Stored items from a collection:
◆ ◆ ◆ ◆ ◆ ◆ ◆

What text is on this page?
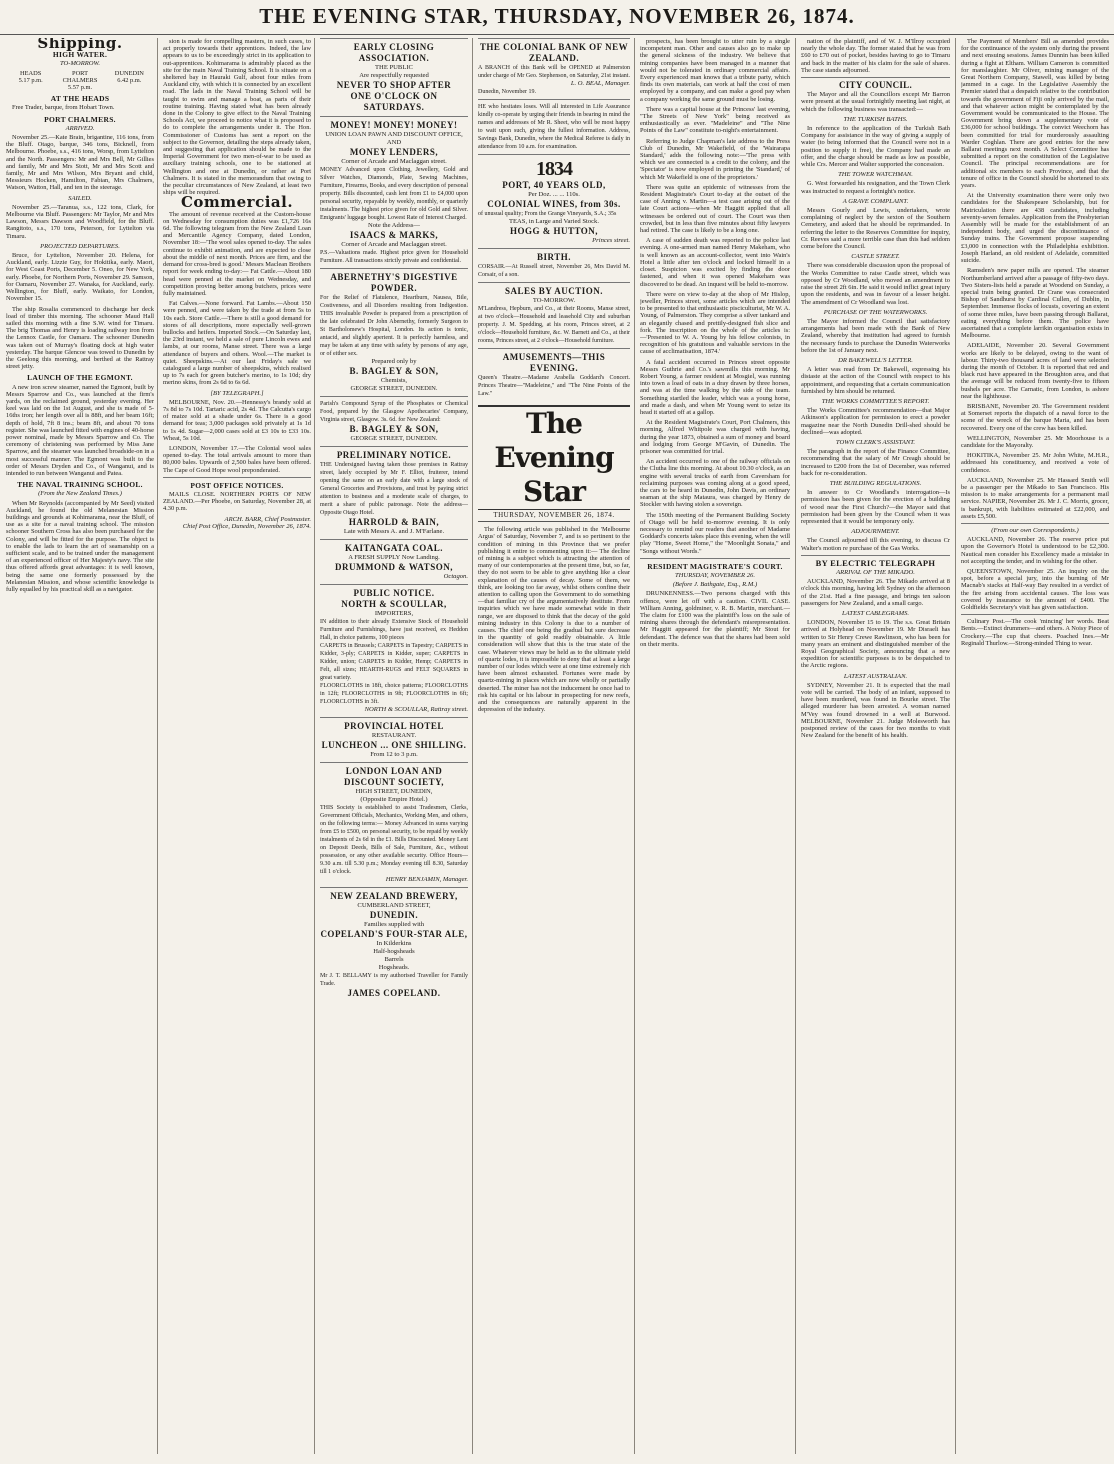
THE EVENING STAR, THURSDAY, NOVEMBER 26, 1874.
Shipping.
HIGH WATER.
TO-MORROW.
HEADS
5.17 p.m.
PORT CHALMERS
5.57 p.m.
DUNEDIN
6.42 p.m.
AT THE HEADS

Free Trader, barque, from Hobart Town.

PORT CHALMERS.
ARRIVED.

November 25.—Kate Brain, brigantine, 116 tons, from the Bluff. Otago, barque, 346 tons, Bicknell, from Melbourne. Phoebe, s.s., 416 tons, Worsp, from Lyttelton and the North. Passengers: Mr and Mrs Bell, Mr Gillies and family, Mr and Mrs Stott, Mr and Mrs Scott and family, Mr and Mrs Wilson, Mrs Bryant and child, Messieurs Hocken, Hamilton, Fabian, Mrs Chalmers, Watson, Watton, Hall, and ten in the steerage.

SAILED.

November 25.—Taranua, s.s., 122 tons, Clark, for Melbourne via Bluff. Passengers: Mr Taylor, Mr and Mrs Lawson, Messrs Dawson and Woodfield, for the Bluff. Rangitoto, s.s., 170 tons, Peterson, for Lyttelton via Timaru.

PROJECTED DEPARTURES.

Bruce, for Lyttelton, November 20. Helena, for Auckland, early. Lizzie Guy, for Hokitika, early. Maori, for West Coast Ports, December 5. Oneo, for New York, early. Phoebe, for Northern Ports, November 29. Samson, for Oamaru, November 27. Wanaka, for Auckland, early. Wellington, for Bluff, early. Waikato, for London, November 15.

The ship Rosalia commenced to discharge her deck load of timber this morning. The schooner Maud Hall sailed this morning with a fine S.W. wind for Timaru. The brig Thomas and Henry is loading railway iron from the Lennox Castle, for Oamaru. The schooner Dunedin was taken out of Murray's floating dock at high water yesterday. The barque Glencoe was towed to Dunedin by the Geelong this morning, and berthed at the Rattray street jetty.

LAUNCH OF THE EGMONT.

A new iron screw steamer, named the Egmont, built by Messrs Sparrow and Co., was launched at the firm's yards, on the reclaimed ground, yesterday evening. Her keel was laid on the 1st August, and she is made of 5-16ths iron; her length over all is 88ft, and her beam 16ft; depth of hold, 7ft 8 ins.; beam 8ft, and about 70 tons register. She was launched fitted with engines of 40-horse power nominal, made by Messrs Sparrow and Co. The ceremony of christening was performed by Miss Jane Sparrow, and the steamer was launched broadside-on in a most successful manner. The Egmont was built to the order of Messrs Dryden and Co., of Wanganui, and is intended to run between Wanganui and Patea.

THE NAVAL TRAINING SCHOOL.
(From the New Zealand Times.)

When Mr Reynolds (accompanied by Mr Seed) visited Auckland, he found the old Melanesian Mission buildings and grounds at Kohimarama, near the Bluff, of use as a site for a naval training school. The mission schooner Southern Cross has also been purchased for the Colony, and will be fitted for the purpose. The object is to enable the lads to learn the art of seamanship on a sufficient scale, and to be trained under the management of an experienced officer of Her Majesty's navy. The site thus offered affords great advantages: it is well known, being the same one formerly possessed by the Melanesian Mission, and whose scientific knowledge is fully equalled by his practical skill as a navigator.

sion is made for compelling masters, in such cases, to act properly towards their apprentices. Indeed, the law appears to us to be exceedingly strict in its application to out-apprentices. Kohimarama is admirably placed as the site for the main Naval Training School. It is situate on a sheltered bay in Hauraki Gulf, about four miles from Auckland city, with which it is connected by an excellent road. The lads in the Naval Training School will be taught to swim and manage a boat, as parts of their routine training. Having stated what has been already done in the Colony to give effect to the Naval Training Schools Act, we proceed to notice what it is proposed to do to complete the arrangements under it. The Hon. Commissioner of Customs has sent a report on the subject to the Governor, detailing the steps already taken, and suggesting that application should be made to the Imperial Government for two men-of-war to be used as auxiliary training schools, one to be stationed at Wellington and one at Dunedin, or rather at Port Chalmers. It is stated in the memorandum that owing to the peculiar circumstances of New Zealand, at least two ships will be required.

Commercial.

The amount of revenue received at the Custom-house on Wednesday for consumption duties was £1,726 16s 6d. The following telegram from the New Zealand Loan and Mercantile Agency Company, dated London, November 18:—'The wool sales opened to-day. The sales continue to exhibit animation, and are expected to close about the middle of next month. Prices are firm, and the demand for cross-bred is good.' Messrs Maclean Brothers report for week ending to-day:— Fat Cattle.—About 180 head were penned at the market on Wednesday, and competition proving better among butchers, prices were fully maintained.

Fat Calves.—None forward. Fat Lambs.—About 150 were penned, and were taken by the trade at from 5s to 10s each. Store Cattle.—There is still a good demand for stores of all descriptions, more especially well-grown bullocks and heifers. Imported Stock.—On Saturday last, the 23rd instant, we held a sale of pure Lincoln ewes and lambs, at our rooms, Manse street. There was a large attendance of buyers and others. Wool.—The market is quiet. Sheepskins.—At our last Friday's sale we catalogued a large number of sheepskins, which realised up to 7s each for green butcher's merino, to 1s 10d; dry merino skins, from 2s 6d to 6s 6d.

[BY TELEGRAPH.]

MELBOURNE, Nov. 20.—Hennessy's brandy sold at 7s 8d to 7s 10d. Tartaric acid, 2s 4d. The Calcutta's cargo of maize sold at a shade under 6s. There is a good demand for teas; 3,000 packages sold privately at 1s 1d to 1s 4d. Sugar—2,000 cases sold at £3 10s to £33 10s. Wheat, 5s 10d.

LONDON, November 17.—The Colonial wool sales opened to-day. The total arrivals amount to more than 80,000 bales. Upwards of 2,500 bales have been offered. The Cape of Good Hope wool preponderated.

POST OFFICE NOTICES.

MAILS CLOSE. NORTHERN PORTS OF NEW ZEALAND.—Per Phoebe, on Saturday, November 28, at 4.30 p.m.

ARCH. BARR, Chief Postmaster.
Chief Post Office, Dunedin, November 26, 1874.
EARLY CLOSING ASSOCIATION.
THE PUBLIC
Are respectfully requested
NEVER TO SHOP AFTER
ONE O'CLOCK ON SATURDAYS.
MONEY! MONEY! MONEY!
UNION LOAN PAWN AND DISCOUNT OFFICE,
AND
MONEY LENDERS,
Corner of Arcade and Maclaggan street.
MONEY Advanced upon Clothing, Jewellery, Gold and Silver Watches, Diamonds, Plate, Sewing Machines, Furniture, Firearms, Books, and every description of personal property. Bills discounted, cash lent from £1 to £4,000 upon personal security, repayable by weekly, monthly, or quarterly instalments. The highest price given for old Gold and Silver. Emigrants' luggage bought. Lowest Rate of Interest Charged.
Note the Address—
ISAACS & MARKS,
Corner of Arcade and Maclaggan street.
P.S.—Valuations made. Highest price given for Household Furniture. All transactions strictly private and confidential.
ABERNETHY'S DIGESTIVE POWDER.
For the Relief of Flatulence, Heartburn, Nausea, Bile, Costiveness, and all Disorders resulting from Indigestion. THIS invaluable Powder is prepared from a prescription of the late celebrated Dr John Abernethy, formerly Surgeon to St Bartholomew's Hospital, London. Its action is tonic, antacid, and slightly aperient. It is perfectly harmless, and may be taken at any time with safety by persons of any age, or of either sex.
Prepared only by
B. BAGLEY & SON,
Chemists,
GEORGE STREET, DUNEDIN.
Parish's Compound Syrup of the Phosphates or Chemical Food, prepared by the Glasgow Apothecaries' Company, Virginia street, Glasgow. 3s. 6d. for New Zealand:
B. BAGLEY & SON,
GEORGE STREET, DUNEDIN.
PRELIMINARY NOTICE.
THE Undersigned having taken those premises in Rattray street, lately occupied by Mr F. Elliot, fruiterer, intend opening the same on an early date with a large stock of General Groceries and Provisions, and trust by paying strict attention to business and a moderate scale of charges, to merit a share of public patronage. Note the address—Opposite Otago Hotel.
HARROLD & BAIN,
Late with Messrs A. and J. M'Farlane.
KAITANGATA COAL.
A FRESH SUPPLY Now Landing.
DRUMMOND & WATSON,
Octagon.
PUBLIC NOTICE.
NORTH & SCOULLAR,
IMPORTERS,
IN addition to their already Extensive Stock of Household Furniture and Furnishings, have just received, ex Heddon Hall, in choice patterns, 100 pieces
CARPETS in Brussels; CARPETS in Tapestry; CARPETS in Kidder, 3-ply; CARPETS in Kidder, super; CARPETS in Kidder, union; CARPETS in Kidder, Hemp; CARPETS in Felt, all sizes; HEARTH-RUGS and FELT SQUARES in great variety.
FLOORCLOTHS in 18ft, choice patterns; FLOORCLOTHS in 12ft; FLOORCLOTHS in 9ft; FLOORCLOTHS in 6ft; FLOORCLOTHS in 3ft.
NORTH & SCOULLAR, Rattray street.
PROVINCIAL HOTEL
RESTAURANT.
LUNCHEON ... ONE SHILLING.
From 12 to 3 p.m.
LONDON LOAN AND DISCOUNT SOCIETY,
HIGH STREET, DUNEDIN,
(Opposite Empire Hotel.)
THIS Society is established to assist Tradesmen, Clerks, Government Officials, Mechanics, Working Men, and others, on the following terms:— Money Advanced in sums varying from £5 to £500, on personal security, to be repaid by weekly instalments of 2s 6d in the £1. Bills Discounted. Money Lent on Deposit Deeds, Bills of Sale, Furniture, &c., without possession, or any other available security. Office Hours—9.30 a.m. till 5.30 p.m.; Monday evening till 8.30, Saturday till 1 o'clock.
HENRY BENJAMIN, Manager.
NEW ZEALAND BREWERY,
CUMBERLAND STREET,
DUNEDIN.
Families supplied with
COPELAND'S FOUR-STAR ALE,
In Kilderkins
Half-hogsheads
Barrels
Hogsheads.
Mr J. T. BELLAMY is my authorised Traveller for Family Trade.
JAMES COPELAND.
THE COLONIAL BANK OF NEW ZEALAND.
A BRANCH of this Bank will be OPENED at Palmerston under charge of Mr Geo. Stephenson, on Saturday, 21st instant.
L. O. BEAL, Manager.
Dunedin, November 19.
HE who hesitates loses. Will all interested in Life Assurance kindly co-operate by urging their friends in bearing in mind the names and addresses of Mr R. Sheet, who will be most happy to wait upon such, giving the fullest information. Address, Savings Bank, Dunedin, where the Medical Referee is daily in attendance from 10 a.m. for examination.
1834
PORT, 40 YEARS OLD,
Per Doz. ... ... 110s.
COLONIAL WINES, from 30s.
of unusual quality; From the Grange Vineyards, S.A.; 35s
TEAS, in Large and Varied Stock.
HOGG & HUTTON,
Princes street.
BIRTH.
CORSAIR.—At Russell street, November 26, Mrs David M. Corsair, of a son.
SALES BY AUCTION.
TO-MORROW.
M'Landress, Hepburn, and Co., at their Rooms, Manse street, at two o'clock—Household and leasehold City and suburban property. J. M. Spedding, at his room, Princes street, at 2 o'clock—Household furniture, &c. W. Barnett and Co., at their rooms, Princes street, at 2 o'clock—Household furniture.
AMUSEMENTS—THIS EVENING.
Queen's Theatre.—Madame Arabella Goddard's Concert. Princes Theatre—"Madeleine," and "The Nine Points of the Law."
The Evening Star
THURSDAY, NOVEMBER 26, 1874.

The following article was published in the 'Melbourne Argus' of Saturday, November 7, and is so pertinent to the condition of mining in this Province that we prefer publishing it entire to commenting upon it:— The decline of mining is a subject which is attracting the attention of many of our contemporaries at the present time, but, so far, they do not seem to be able to give anything like a clear explanation of the causes of decay. Some of them, we think, are looking too far away, whilst others confine their attention to calling upon the Government to do something—that familiar cry of the argumentatively destitute. From inquiries which we have made somewhat wide in their range, we are disposed to think that the decay of the gold mining industry in this Colony is due to a number of causes. The chief one being the gradual but sure decrease in the quantity of gold readily obtainable. A little consideration will show that this is the true state of the case. Whatever views may be held as to the ultimate yield of quartz lodes, it is impossible to deny that at least a large number of our lodes which were at one time extremely rich have been almost exhausted. Fortunes were made by quartz-mining in places which are now wholly or partially deserted. The miner has not the inducement he once had to risk his capital or his labour in prospecting for new reefs, and the consequences are naturally apparent in the depression of the industry.

prospects, has been brought to utter ruin by a single incompetent man. Other and causes also go to make up the general sickness of the industry. We believe that mining companies have been managed in a manner that would not be tolerated in ordinary commercial affairs. Every experienced man knows that a tribute party, which finds its own materials, can work at half the cost of men employed by a company, and can make a good pay when a company working the same ground must be losing.

There was a capital house at the Princess' last evening, "The Streets of New York" being received as enthusiastically as ever. "Madeleine" and "The Nine Points of the Law" constitute to-night's entertainment.

Referring to Judge Chapman's late address to the Press Club of Dunedin, Mr Wakefield, of the 'Wairarapa Standard,' adds the following note:—'The press with which we are connected is a credit to the colony, and the 'Spectator' is now employed in printing the 'Standard,' of which Mr Wakefield is one of the proprietors.'

There was quite an epidemic of witnesses from the Resident Magistrate's Court to-day at the outset of the case of Anning v. Martin—a test case arising out of the late Court actions—when Mr Haggitt applied that all witnesses be ordered out of court. The Court was then crowded, but in less than five minutes about fifty lawyers had retired. The case is likely to be a long one.

A case of sudden death was reported to the police last evening. A one-armed man named Henry Makeham, who is well known as an account-collector, went into Wain's Hotel a little after ten o'clock and locked himself in a closet. Suspicion was excited by finding the door fastened, and when it was opened Makeham was discovered to be dead. An inquest will be held to-morrow.

There were on view to-day at the shop of Mr Hislop, jeweller, Princes street, some articles which are intended to be presented to that enthusiastic pisciculturist, Mr W. A. Young, of Palmerston. They comprise a silver tankard and an elegantly chased and prettily-designed fish slice and fork. The inscription on the whole of the articles is:—'Presented to W. A. Young by his fellow colonists, in recognition of his gratuitous and valuable services in the cause of acclimatisation, 1874.'

A fatal accident occurred in Princes street opposite Messrs Guthrie and Co.'s sawmills this morning. Mr Robert Young, a farmer resident at Mosgiel, was running into town a load of oats in a dray drawn by three horses, and was at the time walking by the side of the team. Something startled the leader, which was a young horse, and made a dash, and when Mr Young went to seize its head it started off at a gallop.

At the Resident Magistrate's Court, Port Chalmers, this morning, Alfred Whitpole was charged with having, during the year 1873, obtained a sum of money and board and lodging from George M'Gavin, of Dunedin. The prisoner was committed for trial.

An accident occurred to one of the railway officials on the Clutha line this morning. At about 10.30 o'clock, as an engine with several trucks of earth from Caversham for reclaiming purposes was coming along at a good speed, the cars to be heard in Dunedin, John Davis, an ordinary seaman at the ship Mataura, was charged by Henry de Stockler with having stolen a sovereign.

The 150th meeting of the Permanent Building Society of Otago will be held to-morrow evening. It is only necessary to remind our readers that another of Madame Goddard's concerts takes place this evening, when the will play "Home, Sweet Home," the "Moonlight Sonata," and "Songs without Words."

RESIDENT MAGISTRATE'S COURT.
THURSDAY, NOVEMBER 26.
(Before J. Bathgate, Esq., R.M.)

DRUNKENNESS.—Two persons charged with this offence, were let off with a caution. CIVIL CASE. William Anning, goldminer, v. R. B. Martin, merchant.—The claim for £100 was the plaintiff's loss on the sale of mining shares through the defendant's misrepresentation. Mr Haggitt appeared for the plaintiff; Mr Stout for defendant. The defence was that the shares had been sold on their merits.

nation of the plaintiff, and of W. J. M'Ilroy occupied nearly the whole day. The former stated that he was from £60 to £70 out of pocket, besides having to go to Timaru and back in the matter of his claim for the sale of shares. The case stands adjourned.

CITY COUNCIL.

The Mayor and all the Councillors except Mr Barron were present at the usual fortnightly meeting last night, at which the following business was transacted:—

THE TURKISH BATHS.

In reference to the application of the Turkish Bath Company for assistance in the way of giving a supply of water (to being informed that the Council were not in a position to supply it free), the Company had made an offer, and the charge should be made as low as possible, while Crs. Mercer and Walter supported the concession.

THE TOWER WATCHMAN.

G. West forwarded his resignation, and the Town Clerk was instructed to request a fortnight's notice.

A GRAVE COMPLAINT.

Messrs Gourly and Lewis, undertakers, wrote complaining of neglect by the sexton of the Southern Cemetery, and asked that he should be reprimanded. In referring the letter to the Reserves Committee for inquiry, Cr. Reeves said a more terrible case than this had seldom come before the Council.

CASTLE STREET.

There was considerable discussion upon the proposal of the Works Committee to raise Castle street, which was opposed by Cr Woodland, who moved an amendment to raise the street 2ft 6in. He said it would inflict great injury upon the residents, and was in favour of a lesser height. The amendment of Cr Woodland was lost.

PURCHASE OF THE WATERWORKS.

The Mayor informed the Council that satisfactory arrangements had been made with the Bank of New Zealand, whereby that institution had agreed to furnish the necessary funds to purchase the Dunedin Waterworks before the 1st of January next.

DR BAKEWELL'S LETTER.

A letter was read from Dr Bakewell, expressing his distaste at the action of the Council with respect to his appointment, and requesting that a certain communication furnished by him should be returned.

THE WORKS COMMITTEE'S REPORT.

The Works Committee's recommendation—that Major Atkinson's application for permission to erect a powder magazine near the North Dunedin Drill-shed should be declined—was adopted.

TOWN CLERK'S ASSISTANT.

The paragraph in the report of the Finance Committee, recommending that the salary of Mr Creagh should be increased to £200 from the 1st of December, was referred back for re-consideration.

THE BUILDING REGULATIONS.

In answer to Cr Woodland's interrogation—Is permission has been given for the erection of a building of wood near the First Church?—the Mayor said that permission had been given by the Council when it was represented that it would be temporary only.

ADJOURNMENT.

The Council adjourned till this evening, to discuss Cr Walter's motion re purchase of the Gas Works.

BY ELECTRIC TELEGRAPH
ARRIVAL OF THE MIKADO.

AUCKLAND, November 26. The Mikado arrived at 8 o'clock this morning, having left Sydney on the afternoon of the 21st. Had a fine passage, and brings ten saloon passengers for New Zealand, and a small cargo.

LATEST CABLEGRAMS.

LONDON, November 15 to 19. The s.s. Great Britain arrived at Holyhead on November 19. Mr Disraeli has written to Sir Henry Crewe Rawlinson, who has been for many years an eminent and distinguished member of the Royal Geographical Society, announcing that a new expedition for scientific purposes is to be despatched to the Arctic regions.

LATEST AUSTRALIAN.

SYDNEY, November 21. It is expected that the mail vote will be carried. The body of an infant, supposed to have been murdered, was found in Bourke street. The alleged murderer has been arrested. A woman named M'Vey was found drowned in a well at Burwood. MELBOURNE, November 21. Judge Molesworth has postponed review of the cases for two months to visit New Zealand for the benefit of his health.

The Payment of Members' Bill as amended provides for the continuance of the system only during the present and next ensuing sessions. James Dunnin has been killed during a fight at Eltham. William Cameron is committed for manslaughter. Mr Oliver, mining manager of the Great Northern Company, Stawell, was killed by being jammed in a cage. In the Legislative Assembly the Premier stated that a despatch relative to the contribution towards the government of Fiji only arrived by the mail, and that whatever action might be contemplated by the Government would be communicated to the House. The Government bring down a supplementary vote of £36,000 for school buildings. The convict Weechorn has been committed for trial for murderously assaulting Warder Coghlan. There are good entries for the new Ballarat meetings next month. A Select Committee has submitted a report on the constitution of the Legislative Council. The principal recommendations are for additional six members to each Province, and that the tenure of office in the Council should be shortened to six years.

At the University examination there were only two candidates for the Shakespeare Scholarship, but for Matriculation there are 438 candidates, including seventy-seven females. Application from the Presbyterian Assembly will be made for the establishment of an independent body, and urged the discontinuance of Sunday trains. The Government propose suspending £3,000 in connection with the Philadelphia exhibition. Joseph Harland, an old resident of Adelaide, committed suicide.

Ramsden's new paper mills are opened. The steamer Northumberland arrived after a passage of fifty-two days. Two Sisters-lists held a parade at Woodend on Sunday, a special train being granted. Dr Crane was consecrated Bishop of Sandhurst by Cardinal Cullen, of Dublin, in September. Immense flocks of locusts, covering an extent of some three miles, have been passing through Ballarat, eating everything before them. The police have ascertained that a complete larrikin organisation exists in Melbourne.

ADELAIDE, November 20. Several Government works are likely to be delayed, owing to the want of labour. Thirty-two thousand acres of land were selected during the month of October. It is reported that red and black rust have appeared in the Broughton area, and that the average will be reduced from twenty-five to fifteen bushels per acre. The Carnatic, from London, is ashore near the lighthouse.

BRISBANE, November 20. The Government resident at Somerset reports the dispatch of a naval force to the scene of the wreck of the barque Maria, and has been recovered. Every one of the crew has been killed.

WELLINGTON, November 25. Mr Moorhouse is a candidate for the Mayoralty.

HOKITIKA, November 25. Mr John White, M.H.R., addressed his constituency, and received a vote of confidence.

AUCKLAND, November 25. Mr Hassard Smith will be a passenger per the Mikado to San Francisco. His mission is to make arrangements for a permanent mail service. NAPIER, November 26. Mr J. C. Morris, grocer, is bankrupt, with liabilities estimated at £22,000, and assets £5,500.

(From our own Correspondents.)

AUCKLAND, November 26. The reserve price put upon the Governor's Hotel is understood to be £2,300. Nautical men consider his Excellency made a mistake in not accepting the tender, and in wishing for the other.

QUEENSTOWN, November 25. An inquiry on the spot, before a special jury, into the burning of Mr Macnab's stacks at Half-way Bay resulted in a verdict of the fire arising from accidental causes. The loss was covered by insurance to the amount of £400. The Goldfields Secretary's visit has given satisfaction.

Culinary Post.—The cook 'mincing' her words. Beat Bents.—Extinct drummers—and others. A Noisy Piece of Crockery.—The cup that cheers. Poached Ines.—Mr Reginald Thurlow.—Strong-minded Thing to wear.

◆ ◆ ◆ ◆ ◆ ◆ ◆

DO THIS >> In the records above, collect each line with "miles".

RESULT BELOW >>
sion is made for compelling masters, in such cases, to act properly towards their apprentices. Indeed, the law appears to us to be exceedingly strict in its application to out-apprentices. Kohimarama is admirably placed as the site for the main Naval Training School. It is situate on a sheltered bay in Hauraki Gulf, about four miles from Auckland city, with which it is connected by an excellent road. The lads in the Naval Training School will be taught to swim and manage a boat, as parts of their routine training. Having stated what has been already done in the Colony to give effect to the Naval Training Schools Act, we proceed to notice what it is proposed to do to complete the arrangements under it. The Hon. Commissioner of Customs has sent a report on the subject to the Governor, detailing the steps already taken, and suggesting that application should be made to the Imperial Government for two men-of-war to be used as auxiliary training schools, one to be stationed at Wellington and one at Dunedin, or rather at Port Chalmers. It is stated in the memorandum that owing to the peculiar circumstances of New Zealand, at least two ships will be required.
Ramsden's new paper mills are opened. The steamer Northumberland arrived after a passage of fifty-two days. Two Sisters-lists held a parade at Woodend on Sunday, a special train being granted. Dr Crane was consecrated Bishop of Sandhurst by Cardinal Cullen, of Dublin, in September. Immense flocks of locusts, covering an extent of some three miles, have been passing through Ballarat, eating everything before them. The police have ascertained that a complete larrikin organisation exists in Melbourne.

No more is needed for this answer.